### Exercise
In the Models in Biology course description, which course should mathematics majors who need to meet math requirements register for?

:: Excerpted text ::

MATH 405 Section # 55456 and Math 411 Section #55469 - SPRING 1996
MODELS IN BIOLOGY
Time: 9:05 - 9:55 Monday, Wednesday and Friday
Place: Ayres Hall 324
Instructor: Lou Gross, Professor of Mathematics and Ecology
Office: 208 Ayres Hall. Office Hours: Monday and Wednesday 11-1 and by
appointment, or whenever door is open. Phone: 974-4295 E-mail:
gross@math.utk.edu
This course will provide an overview of mathematical modeling with
emphasis on the biological sciences. The aim is to show how
mathematical and analytical tools may be used to explore and explain a
wide variety of biological phenomena that are not easily understood
with verbal reasoning alone. We will begin by discussing the various
purposes for which one might construct a mathematical model, and
proceed with a description of the modeling process. This will be
followed by an introduction to several mathematical areas which have
been found to be extremely useful in biological modeling, in particular
difference equations, and ordinary and partial differential equations.
Applications of these mathematical techniques will be illustrated in a
host of biological fields including molecular, cellular, physiological,
ecological, genetical, and agricultural ones.
The course is oriented towards biological sciences students who may not
have a strong mathematical background as well as mathematics students
with little prior biological experience. Prerequisites are a year of
calculus (e.g. Math 141-142, 151-152, or the equivalent) as well as
some exposure to biology at the 300-level for biology students and at
least two years of mathematics for the mathematics students. Math 405
is available for graduate credit, and one of the course objectives is
to provide enough insight into biological modeling that participants
without a strong math background will be able to read with
understanding theoretical papers appearing in the current literature in
their respective biological fields of study. Note: Math 405 does not
satisfy math requirements for either undergraduate or graduate students
majoring in mathematics, so students needing this should register for
Math 411.

:::
:: Data supplied ::

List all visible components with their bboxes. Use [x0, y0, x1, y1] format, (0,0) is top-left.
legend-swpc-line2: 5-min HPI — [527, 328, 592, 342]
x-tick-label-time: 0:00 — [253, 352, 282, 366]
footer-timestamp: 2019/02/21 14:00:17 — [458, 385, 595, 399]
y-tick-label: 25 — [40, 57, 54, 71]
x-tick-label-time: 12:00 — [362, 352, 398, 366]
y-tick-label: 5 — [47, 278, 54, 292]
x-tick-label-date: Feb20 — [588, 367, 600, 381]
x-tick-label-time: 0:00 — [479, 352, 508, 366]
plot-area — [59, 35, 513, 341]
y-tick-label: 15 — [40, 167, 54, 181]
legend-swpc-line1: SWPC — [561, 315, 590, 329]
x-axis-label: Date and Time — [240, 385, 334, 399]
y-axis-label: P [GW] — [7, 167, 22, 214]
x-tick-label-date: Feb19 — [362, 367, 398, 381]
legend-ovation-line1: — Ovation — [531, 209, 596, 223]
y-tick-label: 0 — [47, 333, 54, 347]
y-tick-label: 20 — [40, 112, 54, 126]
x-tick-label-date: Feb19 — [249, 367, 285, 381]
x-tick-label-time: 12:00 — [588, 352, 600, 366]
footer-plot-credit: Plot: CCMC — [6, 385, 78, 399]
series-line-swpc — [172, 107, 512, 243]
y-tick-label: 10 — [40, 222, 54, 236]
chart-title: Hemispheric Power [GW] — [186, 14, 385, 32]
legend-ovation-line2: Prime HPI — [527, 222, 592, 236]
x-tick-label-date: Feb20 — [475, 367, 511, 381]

:::

### Problem solution
Math 411